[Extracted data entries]
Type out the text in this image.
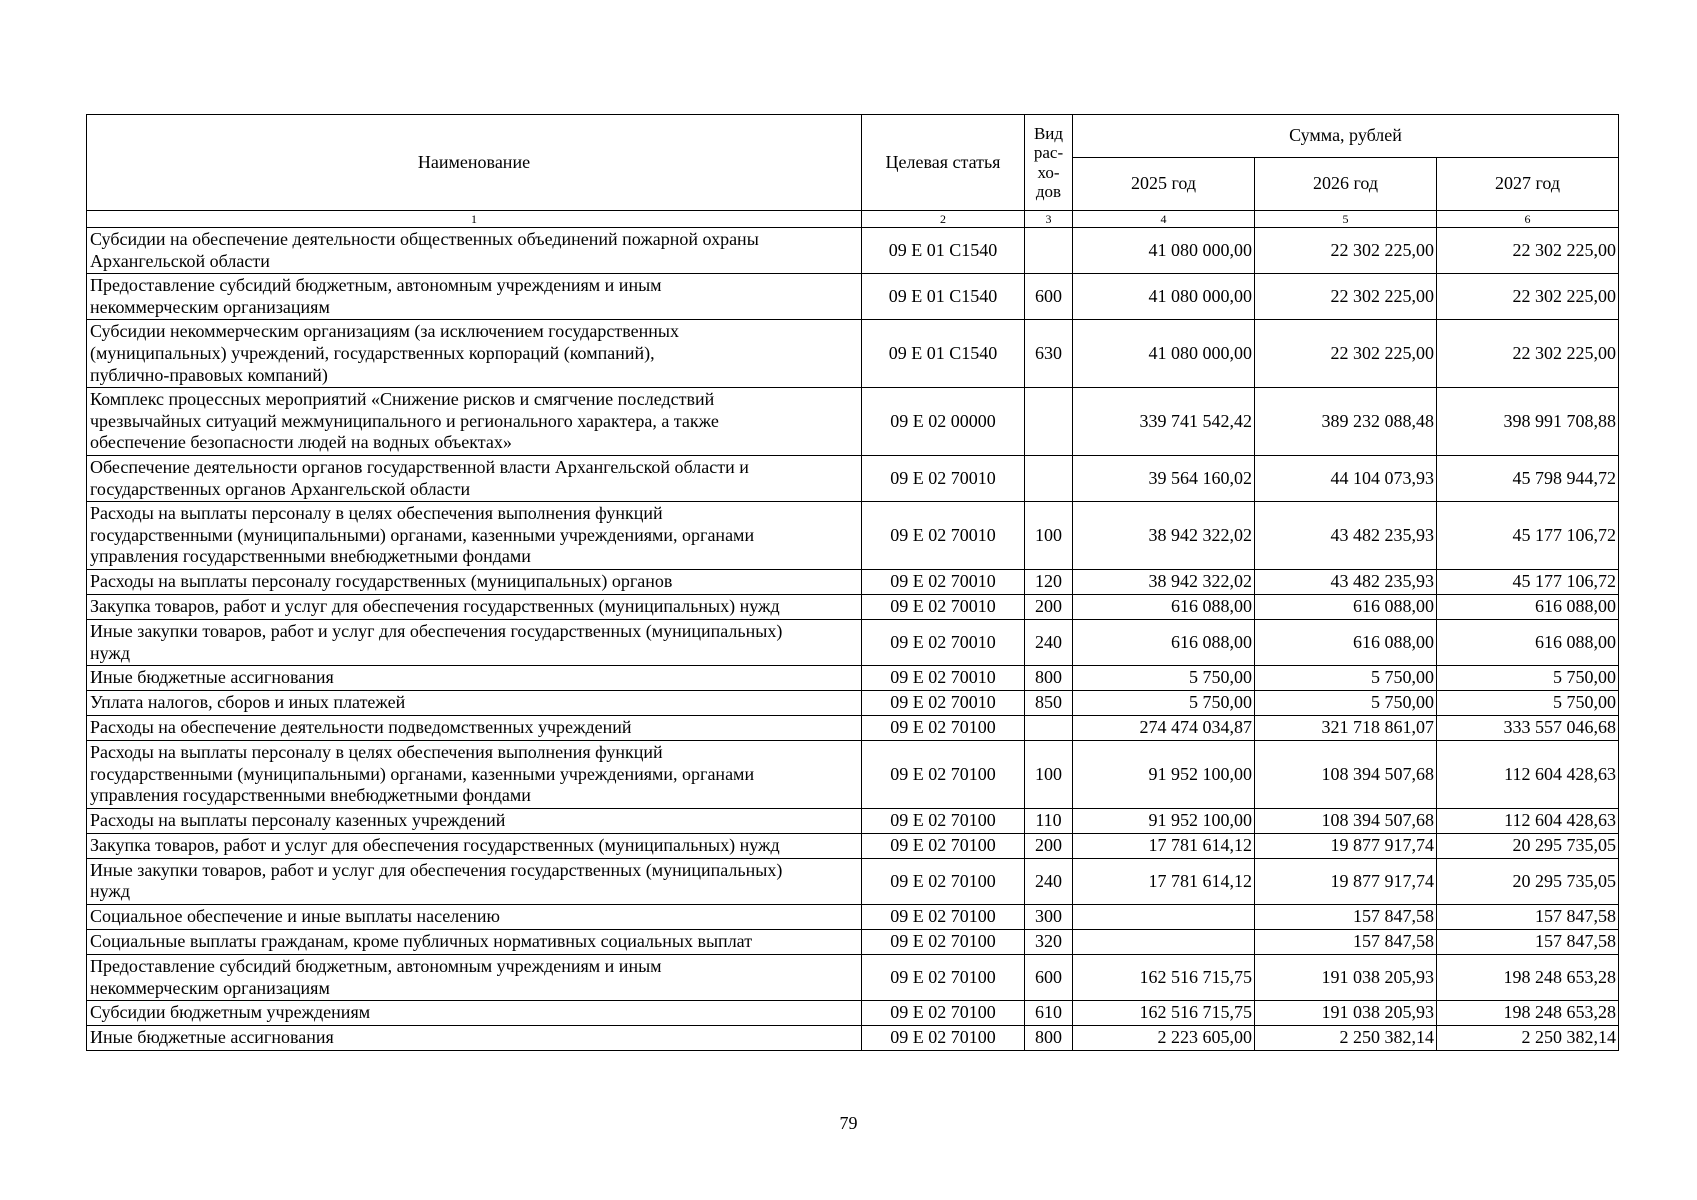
Наименование	Целевая статья	Вид
рас-
хо-
дов	Сумма, рублей		
			2025 год	2026 год	2027 год
1	2	3	4	5	6
Субсидии на обеспечение деятельности общественных объединений пожарной охраны
Архангельской области	09 Е 01 С1540		41 080 000,00	22 302 225,00	22 302 225,00
Предоставление субсидий бюджетным, автономным учреждениям и иным
некоммерческим организациям	09 Е 01 С1540	600	41 080 000,00	22 302 225,00	22 302 225,00
Субсидии некоммерческим организациям (за исключением государственных
(муниципальных) учреждений, государственных корпораций (компаний),
публично-правовых компаний)	09 Е 01 С1540	630	41 080 000,00	22 302 225,00	22 302 225,00
Комплекс процессных мероприятий «Снижение рисков и смягчение последствий
чрезвычайных ситуаций межмуниципального и регионального характера, а также
обеспечение безопасности людей на водных объектах»	09 Е 02 00000		339 741 542,42	389 232 088,48	398 991 708,88
Обеспечение деятельности органов государственной власти Архангельской области и
государственных органов Архангельской области	09 Е 02 70010		39 564 160,02	44 104 073,93	45 798 944,72
Расходы на выплаты персоналу в целях обеспечения выполнения функций
государственными (муниципальными) органами, казенными учреждениями, органами
управления государственными внебюджетными фондами	09 Е 02 70010	100	38 942 322,02	43 482 235,93	45 177 106,72
Расходы на выплаты персоналу государственных (муниципальных) органов	09 Е 02 70010	120	38 942 322,02	43 482 235,93	45 177 106,72
Закупка товаров, работ и услуг для обеспечения государственных (муниципальных) нужд	09 Е 02 70010	200	616 088,00	616 088,00	616 088,00
Иные закупки товаров, работ и услуг для обеспечения государственных (муниципальных)
нужд	09 Е 02 70010	240	616 088,00	616 088,00	616 088,00
Иные бюджетные ассигнования	09 Е 02 70010	800	5 750,00	5 750,00	5 750,00
Уплата налогов, сборов и иных платежей	09 Е 02 70010	850	5 750,00	5 750,00	5 750,00
Расходы на обеспечение деятельности подведомственных учреждений	09 Е 02 70100		274 474 034,87	321 718 861,07	333 557 046,68
Расходы на выплаты персоналу в целях обеспечения выполнения функций
государственными (муниципальными) органами, казенными учреждениями, органами
управления государственными внебюджетными фондами	09 Е 02 70100	100	91 952 100,00	108 394 507,68	112 604 428,63
Расходы на выплаты персоналу казенных учреждений	09 Е 02 70100	110	91 952 100,00	108 394 507,68	112 604 428,63
Закупка товаров, работ и услуг для обеспечения государственных (муниципальных) нужд	09 Е 02 70100	200	17 781 614,12	19 877 917,74	20 295 735,05
Иные закупки товаров, работ и услуг для обеспечения государственных (муниципальных)
нужд	09 Е 02 70100	240	17 781 614,12	19 877 917,74	20 295 735,05
Социальное обеспечение и иные выплаты населению	09 Е 02 70100	300		157 847,58	157 847,58
Социальные выплаты гражданам, кроме публичных нормативных социальных выплат	09 Е 02 70100	320		157 847,58	157 847,58
Предоставление субсидий бюджетным, автономным учреждениям и иным
некоммерческим организациям	09 Е 02 70100	600	162 516 715,75	191 038 205,93	198 248 653,28
Субсидии бюджетным учреждениям	09 Е 02 70100	610	162 516 715,75	191 038 205,93	198 248 653,28
Иные бюджетные ассигнования	09 Е 02 70100	800	2 223 605,00	2 250 382,14	2 250 382,14
79
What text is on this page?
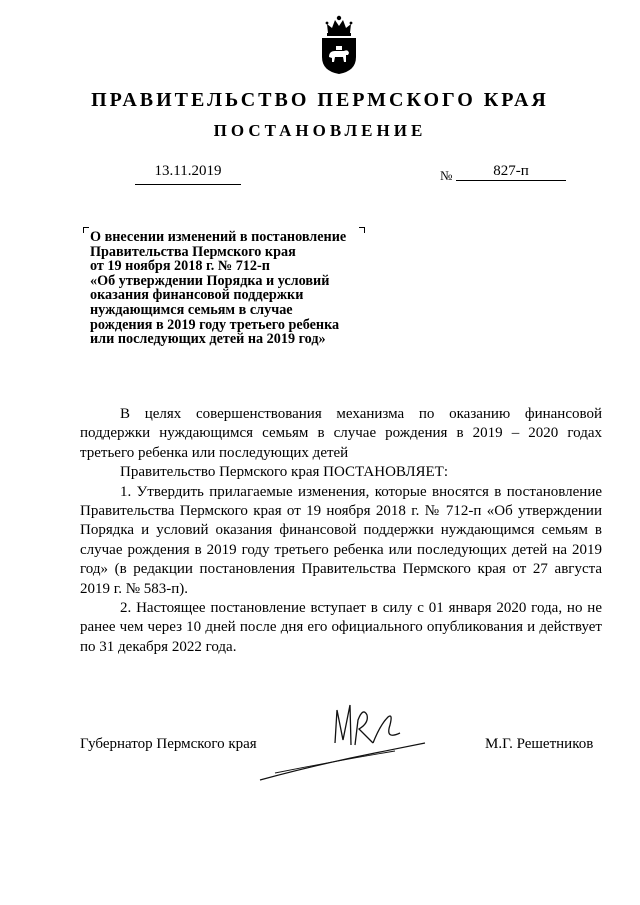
ПРАВИТЕЛЬСТВО ПЕРМСКОГО КРАЯ
ПОСТАНОВЛЕНИЕ
13.11.2019	№	827-п
О внесении изменений в постановление
Правительства Пермского края
от 19 ноября 2018 г. № 712-п
«Об утверждении Порядка и условий
оказания финансовой поддержки
нуждающимся семьям в случае
рождения в 2019 году третьего ребенка
или последующих детей на 2019 год»

В целях совершенствования механизма по оказанию финансовой поддержки нуждающимся семьям в случае рождения в 2019 – 2020 годах третьего ребенка или последующих детей

Правительство Пермского края ПОСТАНОВЛЯЕТ:

1. Утвердить прилагаемые изменения, которые вносятся в постановление Правительства Пермского края от 19 ноября 2018 г. № 712-п «Об утверждении Порядка и условий оказания финансовой поддержки нуждающимся семьям в случае рождения в 2019 году третьего ребенка или последующих детей на 2019 год» (в редакции постановления Правительства Пермского края от 27 августа 2019 г. № 583-п).

2. Настоящее постановление вступает в силу с 01 января 2020 года, но не ранее чем через 10 дней после дня его официального опубликования и действует по 31 декабря 2022 года.

Губернатор Пермского края	М.Г. Решетников
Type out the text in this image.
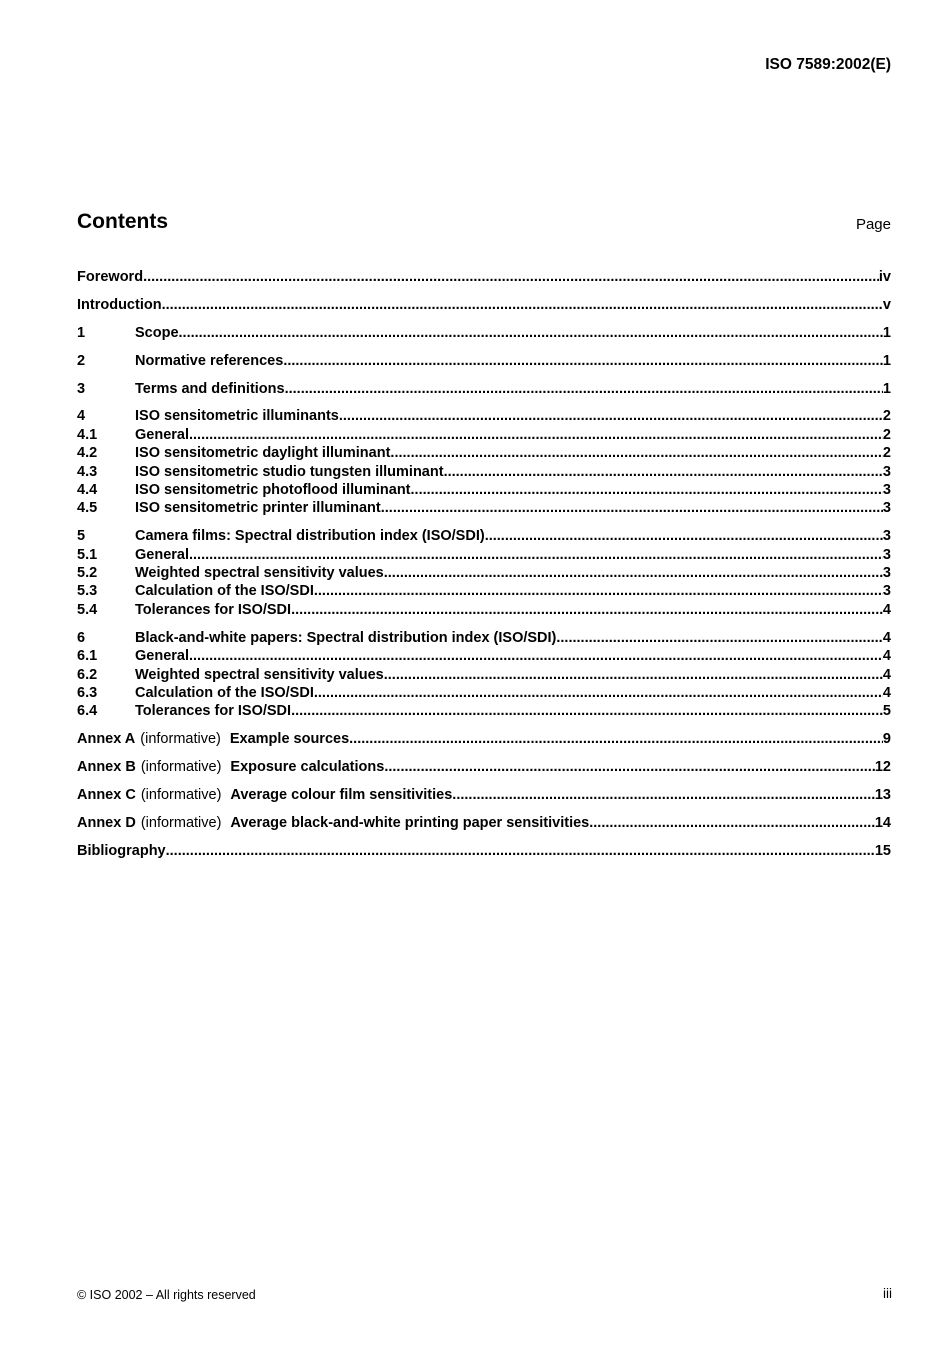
ISO 7589:2002(E)
Contents	Page
Foreword .....	iv
Introduction .....	v
1	Scope .....	1
2	Normative references .....	1
3	Terms and definitions .....	1
4	ISO sensitometric illuminants .....	2
4.1	General .....	2
4.2	ISO sensitometric daylight illuminant .....	2
4.3	ISO sensitometric studio tungsten illuminant .....	3
4.4	ISO sensitometric photoflood illuminant .....	3
4.5	ISO sensitometric printer illuminant .....	3
5	Camera films: Spectral distribution index (ISO/SDI) .....	3
5.1	General .....	3
5.2	Weighted spectral sensitivity values .....	3
5.3	Calculation of the ISO/SDI .....	3
5.4	Tolerances for ISO/SDI .....	4
6	Black-and-white papers: Spectral distribution index (ISO/SDI) .....	4
6.1	General .....	4
6.2	Weighted spectral sensitivity values .....	4
6.3	Calculation of the ISO/SDI .....	4
6.4	Tolerances for ISO/SDI .....	5
Annex A (informative) Example sources .....	9
Annex B (informative) Exposure calculations .....	12
Annex C (informative) Average colour film sensitivities .....	13
Annex D (informative) Average black-and-white printing paper sensitivities .....	14
Bibliography .....	15
© ISO 2002 – All rights reserved	iii
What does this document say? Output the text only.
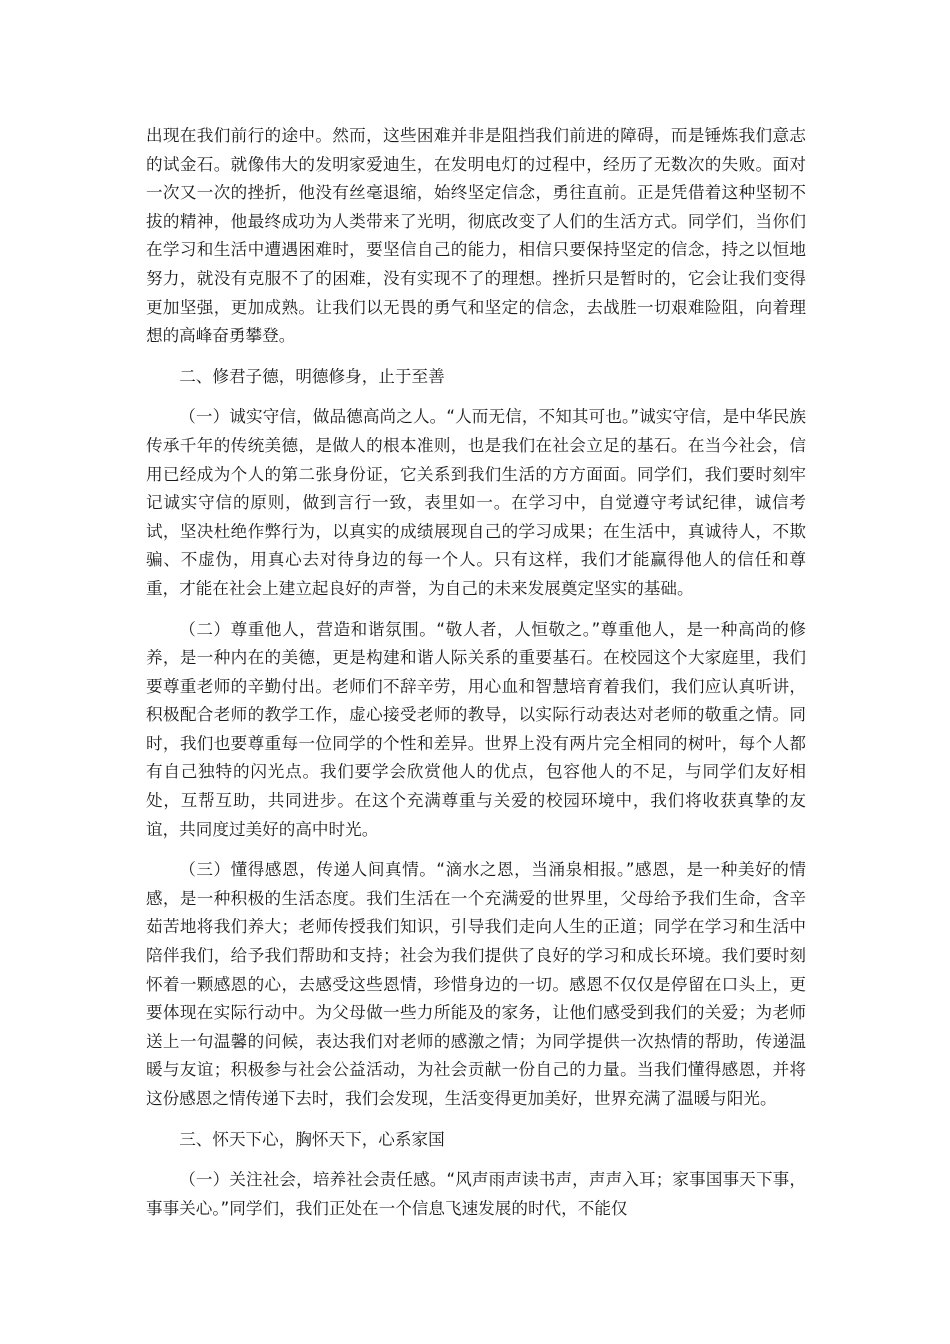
出现在我们前行的途中。然而，这些困难并非是阻挡我们前进的障碍，而是锤炼我们意志的试金石。就像伟大的发明家爱迪生，在发明电灯的过程中，经历了无数次的失败。面对一次又一次的挫折，他没有丝毫退缩，始终坚定信念，勇往直前。正是凭借着这种坚韧不拔的精神，他最终成功为人类带来了光明，彻底改变了人们的生活方式。同学们，当你们在学习和生活中遭遇困难时，要坚信自己的能力，相信只要保持坚定的信念，持之以恒地努力，就没有克服不了的困难，没有实现不了的理想。挫折只是暂时的，它会让我们变得更加坚强，更加成熟。让我们以无畏的勇气和坚定的信念，去战胜一切艰难险阻，向着理想的高峰奋勇攀登。

二、修君子德，明德修身，止于至善

（一）诚实守信，做品德高尚之人。“人而无信，不知其可也。”诚实守信，是中华民族传承千年的传统美德，是做人的根本准则，也是我们在社会立足的基石。在当今社会，信用已经成为个人的第二张身份证，它关系到我们生活的方方面面。同学们，我们要时刻牢记诚实守信的原则，做到言行一致，表里如一。在学习中，自觉遵守考试纪律，诚信考试，坚决杜绝作弊行为，以真实的成绩展现自己的学习成果；在生活中，真诚待人，不欺骗、不虚伪，用真心去对待身边的每一个人。只有这样，我们才能赢得他人的信任和尊重，才能在社会上建立起良好的声誉，为自己的未来发展奠定坚实的基础。

（二）尊重他人，营造和谐氛围。“敬人者，人恒敬之。”尊重他人，是一种高尚的修养，是一种内在的美德，更是构建和谐人际关系的重要基石。在校园这个大家庭里，我们要尊重老师的辛勤付出。老师们不辞辛劳，用心血和智慧培育着我们，我们应认真听讲，积极配合老师的教学工作，虚心接受老师的教导，以实际行动表达对老师的敬重之情。同时，我们也要尊重每一位同学的个性和差异。世界上没有两片完全相同的树叶，每个人都有自己独特的闪光点。我们要学会欣赏他人的优点，包容他人的不足，与同学们友好相处，互帮互助，共同进步。在这个充满尊重与关爱的校园环境中，我们将收获真挚的友谊，共同度过美好的高中时光。

（三）懂得感恩，传递人间真情。“滴水之恩，当涌泉相报。”感恩，是一种美好的情感，是一种积极的生活态度。我们生活在一个充满爱的世界里，父母给予我们生命，含辛茹苦地将我们养大；老师传授我们知识，引导我们走向人生的正道；同学在学习和生活中陪伴我们，给予我们帮助和支持；社会为我们提供了良好的学习和成长环境。我们要时刻怀着一颗感恩的心，去感受这些恩情，珍惜身边的一切。感恩不仅仅是停留在口头上，更要体现在实际行动中。为父母做一些力所能及的家务，让他们感受到我们的关爱；为老师送上一句温馨的问候，表达我们对老师的感激之情；为同学提供一次热情的帮助，传递温暖与友谊；积极参与社会公益活动，为社会贡献一份自己的力量。当我们懂得感恩，并将这份感恩之情传递下去时，我们会发现，生活变得更加美好，世界充满了温暖与阳光。

三、怀天下心，胸怀天下，心系家国

（一）关注社会，培养社会责任感。“风声雨声读书声，声声入耳；家事国事天下事，事事关心。”同学们，我们正处在一个信息飞速发展的时代，不能仅
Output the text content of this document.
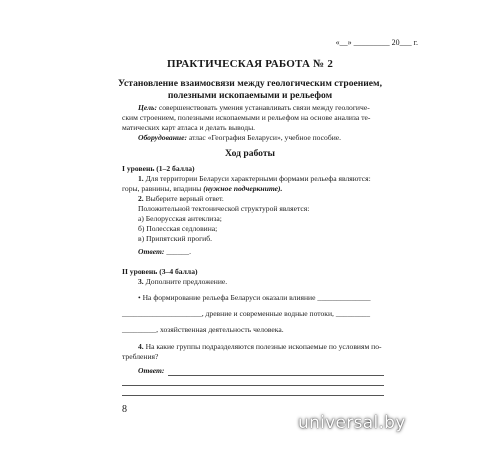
«__» _________ 20___ г.
ПРАКТИЧЕСКАЯ РАБОТА № 2
Установление взаимосвязи между геологическим строением,
полезными ископаемыми и рельефом
Цель: совершенствовать умения устанавливать связи между геологиче-
ским строением, полезными ископаемыми и рельефом на основе анализа те-
матических карт атласа и делать выводы.
Оборудование: атлас «География Беларуси», учебное пособие.
Ход работы
I уровень (1–2 балла)
1. Для территории Беларуси характерными формами рельефа являются:
горы, равнины, впадины (нужное подчеркните).
2. Выберите верный ответ.
Положительной тектонической структурой является:
а) Белорусская антеклиза;
б) Полесская седловина;
в) Припятский прогиб.
Ответ: ______.
II уровень (3–4 балла)
3. Дополните предложение.
• На формирование рельефа Беларуси оказали влияние ______________
_____________________, древние и современные водные потоки, _________
_________, хозяйственная деятельность человека.
4. На какие группы подразделяются полезные ископаемые по условиям по-
требления?
Ответ:
8
universal.by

**SHORT EXERCISE:** Report every line containing the word "фондами" from the listing above.

**RESULT OF THE TASK:**
управления государственными внебюджетными фондами	09 Е 02 70010	100	38 942 322,02	43 482 235,93	45 177 106,72
управления государственными внебюджетными фондами	09 Е 02 70100	100	91 952 100,00	108 394 507,68	112 604 428,63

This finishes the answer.